Your task is to transcribe the data in full.

-=-=-=-=-

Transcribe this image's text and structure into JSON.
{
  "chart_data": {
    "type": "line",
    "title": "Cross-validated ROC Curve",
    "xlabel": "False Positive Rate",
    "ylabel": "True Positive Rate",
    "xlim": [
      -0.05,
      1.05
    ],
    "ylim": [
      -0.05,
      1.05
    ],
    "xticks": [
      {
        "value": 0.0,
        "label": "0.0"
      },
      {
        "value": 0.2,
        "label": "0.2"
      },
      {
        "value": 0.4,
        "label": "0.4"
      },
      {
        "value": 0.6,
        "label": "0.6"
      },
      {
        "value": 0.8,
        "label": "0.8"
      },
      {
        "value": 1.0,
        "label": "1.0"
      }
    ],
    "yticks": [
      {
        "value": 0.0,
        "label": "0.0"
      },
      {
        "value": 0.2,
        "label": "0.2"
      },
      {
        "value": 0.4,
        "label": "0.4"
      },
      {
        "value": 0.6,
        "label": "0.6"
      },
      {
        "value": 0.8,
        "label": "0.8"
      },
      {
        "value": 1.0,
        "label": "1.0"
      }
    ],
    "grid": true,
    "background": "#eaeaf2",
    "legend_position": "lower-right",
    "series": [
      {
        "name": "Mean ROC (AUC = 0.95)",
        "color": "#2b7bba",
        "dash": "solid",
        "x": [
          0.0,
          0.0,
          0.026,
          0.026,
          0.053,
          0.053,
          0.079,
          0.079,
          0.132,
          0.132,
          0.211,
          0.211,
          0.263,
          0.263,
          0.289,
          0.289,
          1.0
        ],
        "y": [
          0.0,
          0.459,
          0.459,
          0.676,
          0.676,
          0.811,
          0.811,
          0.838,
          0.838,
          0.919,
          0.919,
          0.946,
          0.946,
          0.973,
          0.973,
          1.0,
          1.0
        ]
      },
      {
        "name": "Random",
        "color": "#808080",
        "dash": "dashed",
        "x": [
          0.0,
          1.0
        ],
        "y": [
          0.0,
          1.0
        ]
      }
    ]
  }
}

-=-=-=-=-

Task answer:
Transcribe this image's text and structure into JSON.
{
  "chart_data": {
    "type": "line",
    "title": "Cross-validated ROC Curve",
    "xlabel": "False Positive Rate",
    "ylabel": "True Positive Rate",
    "xlim": [
      -0.05,
      1.05
    ],
    "ylim": [
      -0.05,
      1.05
    ],
    "xticks": [
      {
        "value": 0.0,
        "label": "0.0"
      },
      {
        "value": 0.2,
        "label": "0.2"
      },
      {
        "value": 0.4,
        "label": "0.4"
      },
      {
        "value": 0.6,
        "label": "0.6"
      },
      {
        "value": 0.8,
        "label": "0.8"
      },
      {
        "value": 1.0,
        "label": "1.0"
      }
    ],
    "yticks": [
      {
        "value": 0.0,
        "label": "0.0"
      },
      {
        "value": 0.2,
        "label": "0.2"
      },
      {
        "value": 0.4,
        "label": "0.4"
      },
      {
        "value": 0.6,
        "label": "0.6"
      },
      {
        "value": 0.8,
        "label": "0.8"
      },
      {
        "value": 1.0,
        "label": "1.0"
      }
    ],
    "grid": true,
    "background": "#eaeaf2",
    "legend_position": "lower-right",
    "series": [
      {
        "name": "Mean ROC (AUC = 0.95)",
        "color": "#2b7bba",
        "dash": "solid",
        "x": [
          0.0,
          0.0,
          0.026,
          0.026,
          0.053,
          0.053,
          0.079,
          0.079,
          0.132,
          0.132,
          0.211,
          0.211,
          0.263,
          0.263,
          0.289,
          0.289,
          1.0
        ],
        "y": [
          0.0,
          0.459,
          0.459,
          0.676,
          0.676,
          0.811,
          0.811,
          0.838,
          0.838,
          0.919,
          0.919,
          0.946,
          0.946,
          0.973,
          0.973,
          1.0,
          1.0
        ]
      },
      {
        "name": "Random",
        "color": "#808080",
        "dash": "dashed",
        "x": [
          0.0,
          1.0
        ],
        "y": [
          0.0,
          1.0
        ]
      }
    ]
  }
}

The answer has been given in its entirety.